- [Description of the task]: Write out the data again in full, exactly as it reads.

━━━ Supplied entries ━━━

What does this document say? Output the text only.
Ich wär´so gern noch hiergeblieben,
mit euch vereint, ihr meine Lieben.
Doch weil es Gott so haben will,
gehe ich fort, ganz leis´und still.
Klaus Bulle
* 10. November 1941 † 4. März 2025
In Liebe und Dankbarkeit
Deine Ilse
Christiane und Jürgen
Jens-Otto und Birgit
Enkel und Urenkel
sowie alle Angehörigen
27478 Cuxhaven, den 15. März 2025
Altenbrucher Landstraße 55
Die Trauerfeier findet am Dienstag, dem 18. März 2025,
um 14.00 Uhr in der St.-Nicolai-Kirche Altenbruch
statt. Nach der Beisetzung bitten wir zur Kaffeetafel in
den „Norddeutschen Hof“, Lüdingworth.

━━━

- [Solution to the problem]:
What does this document say? Output the text only.
Ich wär´so gern noch hiergeblieben,
mit euch vereint, ihr meine Lieben.
Doch weil es Gott so haben will,
gehe ich fort, ganz leis´und still.
Klaus Bulle
* 10. November 1941 † 4. März 2025
In Liebe und Dankbarkeit
Deine Ilse
Christiane und Jürgen
Jens-Otto und Birgit
Enkel und Urenkel
sowie alle Angehörigen
27478 Cuxhaven, den 15. März 2025
Altenbrucher Landstraße 55
Die Trauerfeier findet am Dienstag, dem 18. März 2025,
um 14.00 Uhr in der St.-Nicolai-Kirche Altenbruch
statt. Nach der Beisetzung bitten wir zur Kaffeetafel in
den „Norddeutschen Hof“, Lüdingworth.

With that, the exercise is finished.